◆ **TEXT SECTION**
Lately, I’ve been itching for something more creative in my life. I do theater, but it’s on hiatus for the summer, and I’m feeling pretty durn anti-social. I’ve tried writing, and will continue to try it, but it’s not quenching my proverbial thirst. Although, I must say, GoogleDocs is our new best friend in the McCoy-Dellecese household — you can write from anywhere, share it with anyone (or no one), and you don’t need a server of your own.
The more I think about it, I’d like to delve into painting and drawing again. As children, when we were bored, our go-to activity was always drawing. The question we had back then holds true today — “Mom, what do I draw?” (delete the “Mom” part — and, no matter if it was my mother or grandfather, the answer was always “a barn”). Then, throughout childhood and adolescence, we turned to music and experienced less art — mostly because art classes were electives held during the same periods as band and chorus (and we were in both — “we” meaning my sister and brother; Bill was more of a band geek than a drama guy).
So, when I reached community college and needed some artistic electives, I decided to take drawing AND painting — all in the same semester, with the same teacher. There wasn’t a lot of direction, which I loved. Mostly inspiration. “Bowl of fruit, go.” I’d throw on my Walkman (how out-dated) and just paint…or draw. Always loved charcoal. And acrylics, but mostly for their clean-up factor (and color — there’s only so much life you can give to charcoal).
It’s not that I’m even very good. I’m not, really. But, how do we get good at things without trying?

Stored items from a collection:
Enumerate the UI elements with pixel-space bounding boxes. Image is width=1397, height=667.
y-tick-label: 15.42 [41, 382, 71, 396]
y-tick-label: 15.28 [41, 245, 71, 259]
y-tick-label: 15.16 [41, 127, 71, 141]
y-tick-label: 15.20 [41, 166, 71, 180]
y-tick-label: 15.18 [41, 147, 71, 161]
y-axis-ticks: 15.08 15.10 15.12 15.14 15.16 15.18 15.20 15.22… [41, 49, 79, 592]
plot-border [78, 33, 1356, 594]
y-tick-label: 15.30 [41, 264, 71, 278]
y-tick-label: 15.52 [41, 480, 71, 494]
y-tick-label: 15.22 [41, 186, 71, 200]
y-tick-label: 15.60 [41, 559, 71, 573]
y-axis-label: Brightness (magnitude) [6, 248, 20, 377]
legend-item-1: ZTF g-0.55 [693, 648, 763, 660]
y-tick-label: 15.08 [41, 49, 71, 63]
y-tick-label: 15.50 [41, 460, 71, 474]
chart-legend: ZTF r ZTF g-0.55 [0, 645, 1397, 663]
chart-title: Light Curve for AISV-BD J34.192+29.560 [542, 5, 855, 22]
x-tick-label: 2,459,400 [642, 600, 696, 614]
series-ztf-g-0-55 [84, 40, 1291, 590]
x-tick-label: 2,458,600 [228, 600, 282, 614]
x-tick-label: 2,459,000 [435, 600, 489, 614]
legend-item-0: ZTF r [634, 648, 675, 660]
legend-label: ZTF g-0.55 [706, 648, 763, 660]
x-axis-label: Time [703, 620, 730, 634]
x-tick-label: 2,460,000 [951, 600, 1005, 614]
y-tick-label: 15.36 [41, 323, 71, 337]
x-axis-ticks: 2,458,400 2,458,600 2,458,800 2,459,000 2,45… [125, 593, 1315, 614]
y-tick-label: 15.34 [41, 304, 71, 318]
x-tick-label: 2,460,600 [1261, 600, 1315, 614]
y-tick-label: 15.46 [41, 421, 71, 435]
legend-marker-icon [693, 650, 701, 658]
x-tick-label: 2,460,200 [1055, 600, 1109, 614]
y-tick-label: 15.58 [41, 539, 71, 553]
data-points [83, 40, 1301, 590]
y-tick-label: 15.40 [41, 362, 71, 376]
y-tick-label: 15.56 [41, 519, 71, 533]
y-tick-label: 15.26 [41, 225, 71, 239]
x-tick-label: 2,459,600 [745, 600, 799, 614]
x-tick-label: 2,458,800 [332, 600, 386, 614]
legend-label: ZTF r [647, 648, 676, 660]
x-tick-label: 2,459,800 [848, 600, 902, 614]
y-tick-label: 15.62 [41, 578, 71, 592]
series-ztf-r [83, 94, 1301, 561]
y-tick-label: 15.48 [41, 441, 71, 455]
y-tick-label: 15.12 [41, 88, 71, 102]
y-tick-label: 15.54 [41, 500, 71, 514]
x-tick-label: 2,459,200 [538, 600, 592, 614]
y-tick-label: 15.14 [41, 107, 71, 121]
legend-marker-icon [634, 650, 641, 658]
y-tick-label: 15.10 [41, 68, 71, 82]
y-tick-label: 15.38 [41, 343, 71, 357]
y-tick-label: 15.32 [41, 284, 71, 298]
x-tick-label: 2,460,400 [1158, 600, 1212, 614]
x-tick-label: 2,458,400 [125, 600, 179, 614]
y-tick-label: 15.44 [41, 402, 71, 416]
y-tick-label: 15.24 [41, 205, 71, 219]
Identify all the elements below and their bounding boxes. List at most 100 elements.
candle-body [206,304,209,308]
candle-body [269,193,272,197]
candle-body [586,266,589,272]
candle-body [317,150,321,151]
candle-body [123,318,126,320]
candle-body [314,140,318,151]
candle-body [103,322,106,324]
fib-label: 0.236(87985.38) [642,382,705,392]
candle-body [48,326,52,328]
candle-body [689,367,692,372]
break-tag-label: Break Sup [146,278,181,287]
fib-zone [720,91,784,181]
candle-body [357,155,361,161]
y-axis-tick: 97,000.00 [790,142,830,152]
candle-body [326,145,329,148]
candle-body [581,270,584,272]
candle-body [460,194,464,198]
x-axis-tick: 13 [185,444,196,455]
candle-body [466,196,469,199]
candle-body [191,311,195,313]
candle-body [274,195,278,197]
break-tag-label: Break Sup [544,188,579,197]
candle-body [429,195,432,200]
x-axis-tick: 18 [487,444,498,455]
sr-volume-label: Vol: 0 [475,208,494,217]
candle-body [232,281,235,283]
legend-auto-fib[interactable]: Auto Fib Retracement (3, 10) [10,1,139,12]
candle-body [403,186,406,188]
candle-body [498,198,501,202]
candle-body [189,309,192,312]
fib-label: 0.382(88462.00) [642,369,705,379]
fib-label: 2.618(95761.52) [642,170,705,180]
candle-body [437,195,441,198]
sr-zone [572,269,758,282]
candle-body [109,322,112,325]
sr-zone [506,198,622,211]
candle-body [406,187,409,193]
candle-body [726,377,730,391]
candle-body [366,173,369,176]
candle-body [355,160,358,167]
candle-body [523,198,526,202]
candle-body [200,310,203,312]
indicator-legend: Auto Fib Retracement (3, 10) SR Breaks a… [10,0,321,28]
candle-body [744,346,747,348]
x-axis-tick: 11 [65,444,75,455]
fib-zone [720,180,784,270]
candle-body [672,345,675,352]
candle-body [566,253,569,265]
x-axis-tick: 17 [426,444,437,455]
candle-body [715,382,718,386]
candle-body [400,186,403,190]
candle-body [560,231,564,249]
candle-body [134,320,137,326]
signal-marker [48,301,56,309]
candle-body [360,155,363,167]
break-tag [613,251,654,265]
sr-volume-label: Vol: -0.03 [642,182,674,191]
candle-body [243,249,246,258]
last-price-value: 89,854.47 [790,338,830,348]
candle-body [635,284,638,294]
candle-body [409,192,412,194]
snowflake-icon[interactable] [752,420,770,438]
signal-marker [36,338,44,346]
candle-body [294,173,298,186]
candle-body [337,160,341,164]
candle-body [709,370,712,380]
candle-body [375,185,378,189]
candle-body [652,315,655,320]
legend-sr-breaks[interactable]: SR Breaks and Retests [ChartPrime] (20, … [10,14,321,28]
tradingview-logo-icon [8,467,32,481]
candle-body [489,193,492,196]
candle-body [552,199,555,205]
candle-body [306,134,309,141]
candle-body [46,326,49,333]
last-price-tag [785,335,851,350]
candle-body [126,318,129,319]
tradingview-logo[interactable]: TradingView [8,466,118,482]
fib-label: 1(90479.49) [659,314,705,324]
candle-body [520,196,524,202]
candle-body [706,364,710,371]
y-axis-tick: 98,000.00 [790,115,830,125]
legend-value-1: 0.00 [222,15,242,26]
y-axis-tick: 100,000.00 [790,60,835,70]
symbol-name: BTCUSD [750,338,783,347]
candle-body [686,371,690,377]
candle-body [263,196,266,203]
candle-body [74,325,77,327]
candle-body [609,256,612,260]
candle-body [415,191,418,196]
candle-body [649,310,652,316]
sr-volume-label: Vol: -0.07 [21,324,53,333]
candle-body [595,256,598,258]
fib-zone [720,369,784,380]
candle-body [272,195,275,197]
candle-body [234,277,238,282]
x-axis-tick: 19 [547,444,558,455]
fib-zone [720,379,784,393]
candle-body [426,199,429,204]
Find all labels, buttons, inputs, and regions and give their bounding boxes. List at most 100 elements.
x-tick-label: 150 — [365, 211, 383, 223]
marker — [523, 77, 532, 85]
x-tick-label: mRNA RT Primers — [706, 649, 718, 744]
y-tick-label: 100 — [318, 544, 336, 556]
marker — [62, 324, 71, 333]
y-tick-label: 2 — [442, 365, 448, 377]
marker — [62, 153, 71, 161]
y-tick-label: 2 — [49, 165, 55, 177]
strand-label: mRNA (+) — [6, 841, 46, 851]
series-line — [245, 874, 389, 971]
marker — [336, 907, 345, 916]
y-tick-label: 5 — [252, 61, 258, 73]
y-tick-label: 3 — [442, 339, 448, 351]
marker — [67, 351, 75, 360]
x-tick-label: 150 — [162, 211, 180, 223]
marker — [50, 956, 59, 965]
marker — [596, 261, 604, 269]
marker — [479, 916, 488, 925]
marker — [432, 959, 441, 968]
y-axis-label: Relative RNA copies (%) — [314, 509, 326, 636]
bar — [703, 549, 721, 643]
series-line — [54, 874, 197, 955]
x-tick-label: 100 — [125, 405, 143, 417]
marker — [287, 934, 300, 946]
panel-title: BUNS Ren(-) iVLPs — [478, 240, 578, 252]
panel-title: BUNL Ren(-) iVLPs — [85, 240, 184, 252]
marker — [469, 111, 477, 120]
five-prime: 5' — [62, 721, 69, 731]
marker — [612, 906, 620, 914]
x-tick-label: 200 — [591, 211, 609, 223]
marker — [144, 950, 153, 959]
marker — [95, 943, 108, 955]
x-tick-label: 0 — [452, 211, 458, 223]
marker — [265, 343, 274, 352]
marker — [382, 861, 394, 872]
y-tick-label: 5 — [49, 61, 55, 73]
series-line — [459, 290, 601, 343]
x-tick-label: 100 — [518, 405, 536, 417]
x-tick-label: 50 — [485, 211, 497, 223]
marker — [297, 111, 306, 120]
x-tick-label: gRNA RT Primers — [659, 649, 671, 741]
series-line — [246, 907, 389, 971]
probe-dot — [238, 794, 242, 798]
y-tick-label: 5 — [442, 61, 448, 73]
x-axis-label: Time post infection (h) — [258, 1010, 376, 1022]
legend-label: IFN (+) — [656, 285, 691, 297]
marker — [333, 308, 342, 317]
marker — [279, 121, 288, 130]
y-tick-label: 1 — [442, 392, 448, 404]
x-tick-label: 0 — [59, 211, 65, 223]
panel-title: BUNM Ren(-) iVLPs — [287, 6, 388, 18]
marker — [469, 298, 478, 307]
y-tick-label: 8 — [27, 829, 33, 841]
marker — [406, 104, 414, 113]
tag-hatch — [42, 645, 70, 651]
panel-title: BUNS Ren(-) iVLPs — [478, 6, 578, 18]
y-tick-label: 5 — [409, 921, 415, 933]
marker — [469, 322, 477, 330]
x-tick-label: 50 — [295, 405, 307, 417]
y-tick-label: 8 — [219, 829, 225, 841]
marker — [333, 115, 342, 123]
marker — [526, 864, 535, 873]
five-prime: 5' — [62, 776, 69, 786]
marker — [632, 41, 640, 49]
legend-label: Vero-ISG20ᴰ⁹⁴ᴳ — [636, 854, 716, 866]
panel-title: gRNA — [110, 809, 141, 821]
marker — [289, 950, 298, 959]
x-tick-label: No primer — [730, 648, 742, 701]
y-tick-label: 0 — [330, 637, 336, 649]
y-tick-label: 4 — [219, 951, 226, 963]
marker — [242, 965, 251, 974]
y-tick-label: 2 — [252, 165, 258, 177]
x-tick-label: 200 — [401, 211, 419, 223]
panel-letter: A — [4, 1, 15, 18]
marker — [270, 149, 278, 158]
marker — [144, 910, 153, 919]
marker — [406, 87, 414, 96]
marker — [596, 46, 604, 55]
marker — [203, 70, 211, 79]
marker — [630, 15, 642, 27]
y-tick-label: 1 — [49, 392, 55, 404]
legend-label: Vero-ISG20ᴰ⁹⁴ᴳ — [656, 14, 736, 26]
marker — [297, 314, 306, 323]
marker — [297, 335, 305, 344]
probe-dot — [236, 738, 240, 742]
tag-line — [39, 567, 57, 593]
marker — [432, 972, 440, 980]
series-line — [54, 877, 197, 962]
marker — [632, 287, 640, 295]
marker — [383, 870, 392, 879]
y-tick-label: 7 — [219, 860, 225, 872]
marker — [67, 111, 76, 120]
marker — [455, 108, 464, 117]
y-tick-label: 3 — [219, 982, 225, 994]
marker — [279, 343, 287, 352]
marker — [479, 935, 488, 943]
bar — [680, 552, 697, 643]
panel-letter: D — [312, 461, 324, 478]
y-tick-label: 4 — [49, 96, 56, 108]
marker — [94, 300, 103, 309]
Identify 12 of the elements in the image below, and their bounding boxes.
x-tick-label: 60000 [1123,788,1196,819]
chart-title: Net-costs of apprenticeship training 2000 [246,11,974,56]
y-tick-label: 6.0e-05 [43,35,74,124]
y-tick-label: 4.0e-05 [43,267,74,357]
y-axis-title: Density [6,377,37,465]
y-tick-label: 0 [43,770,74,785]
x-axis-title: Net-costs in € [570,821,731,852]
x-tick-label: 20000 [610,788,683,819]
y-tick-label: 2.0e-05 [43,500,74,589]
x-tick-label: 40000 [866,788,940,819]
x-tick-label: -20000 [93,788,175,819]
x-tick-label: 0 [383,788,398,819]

◆ **TASKS**
- 1) Do these statements agree with the text about taking up drawing and painting again? (a) The writer took drawing and painting in the same semester but with different teachers. (b) The writer liked acrylics mostly because they were easy to clean up. (c) Art classes met at the same times as band and chorus.
- 2) Could you extend the text about taking up drawing and painting again, picking up after its final sentence?

◆ **ANSWERS TO THIS EXERCISE**
- 1)
(a) No: "all in the same semester, with the same teacher."
(b) Yes: "And acrylics, but mostly for their clean-up factor"
(c) Yes: "art classes were electives held during the same periods as band and chorus"

- 2)
So, while I have no idea WHAT I’ll paint (or draw), I’m going to get the drawing pads back out and purchase some new paint (I have found ZERO eco-friendly acrylic-style paints worth their price or even make-your-own paint recipes! Grr!!) — at least to possibly get some artwork in a couple of our bare rooms. And, if the mood strikes me, I’ll keep working on those just-started works on GoogleDocs. 😉
I think that simply the process of creating something forces you to let go of your self doubt and questioning and, in a way, become a child again. Kids don’t say “that sucked, I quit” (unless they’re O.C.D.); they don’t care if someone else likes it or not. And, of course, when you get better and make something that you can be proud about, your self esteem rises, and isn’t that just great? Kind of reminds me of how I feel when I make a successful recipe.
So, off to Michael’s and PetSmart (and, possibly, TJ Maxx) to keep life happy — a happy cat, some room decor inspiration, and trying to “practice” at something again.